Repeat the records below exactly as they appear.

SUPPLIED RECORDS:
◇ ◇ ◇ ◇ ◇

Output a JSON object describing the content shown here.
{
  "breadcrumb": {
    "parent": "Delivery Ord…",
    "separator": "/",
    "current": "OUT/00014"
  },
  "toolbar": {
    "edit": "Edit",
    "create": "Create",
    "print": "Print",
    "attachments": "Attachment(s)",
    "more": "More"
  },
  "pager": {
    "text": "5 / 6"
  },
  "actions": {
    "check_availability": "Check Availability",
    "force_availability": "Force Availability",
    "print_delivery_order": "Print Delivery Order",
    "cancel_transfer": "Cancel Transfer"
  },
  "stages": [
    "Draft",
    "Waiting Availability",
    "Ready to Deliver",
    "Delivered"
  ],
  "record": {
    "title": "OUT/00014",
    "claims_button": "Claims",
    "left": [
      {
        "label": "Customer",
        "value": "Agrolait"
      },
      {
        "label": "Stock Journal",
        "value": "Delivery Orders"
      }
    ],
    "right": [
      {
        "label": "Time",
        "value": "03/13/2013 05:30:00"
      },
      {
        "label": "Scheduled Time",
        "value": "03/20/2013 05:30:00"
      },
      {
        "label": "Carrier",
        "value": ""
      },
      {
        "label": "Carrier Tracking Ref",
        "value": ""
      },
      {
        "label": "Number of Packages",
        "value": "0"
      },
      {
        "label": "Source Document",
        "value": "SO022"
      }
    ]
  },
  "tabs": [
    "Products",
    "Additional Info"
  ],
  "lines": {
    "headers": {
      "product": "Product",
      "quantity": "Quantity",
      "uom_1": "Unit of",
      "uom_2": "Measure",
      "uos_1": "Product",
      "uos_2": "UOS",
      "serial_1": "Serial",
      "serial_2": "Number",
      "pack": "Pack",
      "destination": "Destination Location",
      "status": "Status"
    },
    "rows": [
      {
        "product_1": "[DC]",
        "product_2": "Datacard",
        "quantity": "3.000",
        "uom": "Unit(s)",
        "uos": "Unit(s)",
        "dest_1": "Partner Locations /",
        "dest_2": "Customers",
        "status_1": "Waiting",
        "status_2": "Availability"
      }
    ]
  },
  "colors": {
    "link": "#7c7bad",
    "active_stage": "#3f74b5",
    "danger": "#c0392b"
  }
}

◇ ◇ ◇ ◇ ◇

EXPECTED ANSWER:
Output a JSON object describing the content shown here.
{
  "breadcrumb": {
    "parent": "Delivery Ord…",
    "separator": "/",
    "current": "OUT/00014"
  },
  "toolbar": {
    "edit": "Edit",
    "create": "Create",
    "print": "Print",
    "attachments": "Attachment(s)",
    "more": "More"
  },
  "pager": {
    "text": "5 / 6"
  },
  "actions": {
    "check_availability": "Check Availability",
    "force_availability": "Force Availability",
    "print_delivery_order": "Print Delivery Order",
    "cancel_transfer": "Cancel Transfer"
  },
  "stages": [
    "Draft",
    "Waiting Availability",
    "Ready to Deliver",
    "Delivered"
  ],
  "record": {
    "title": "OUT/00014",
    "claims_button": "Claims",
    "left": [
      {
        "label": "Customer",
        "value": "Agrolait"
      },
      {
        "label": "Stock Journal",
        "value": "Delivery Orders"
      }
    ],
    "right": [
      {
        "label": "Time",
        "value": "03/13/2013 05:30:00"
      },
      {
        "label": "Scheduled Time",
        "value": "03/20/2013 05:30:00"
      },
      {
        "label": "Carrier",
        "value": ""
      },
      {
        "label": "Carrier Tracking Ref",
        "value": ""
      },
      {
        "label": "Number of Packages",
        "value": "0"
      },
      {
        "label": "Source Document",
        "value": "SO022"
      }
    ]
  },
  "tabs": [
    "Products",
    "Additional Info"
  ],
  "lines": {
    "headers": {
      "product": "Product",
      "quantity": "Quantity",
      "uom_1": "Unit of",
      "uom_2": "Measure",
      "uos_1": "Product",
      "uos_2": "UOS",
      "serial_1": "Serial",
      "serial_2": "Number",
      "pack": "Pack",
      "destination": "Destination Location",
      "status": "Status"
    },
    "rows": [
      {
        "product_1": "[DC]",
        "product_2": "Datacard",
        "quantity": "3.000",
        "uom": "Unit(s)",
        "uos": "Unit(s)",
        "dest_1": "Partner Locations /",
        "dest_2": "Customers",
        "status_1": "Waiting",
        "status_2": "Availability"
      }
    ]
  },
  "colors": {
    "link": "#7c7bad",
    "active_stage": "#3f74b5",
    "danger": "#c0392b"
  }
}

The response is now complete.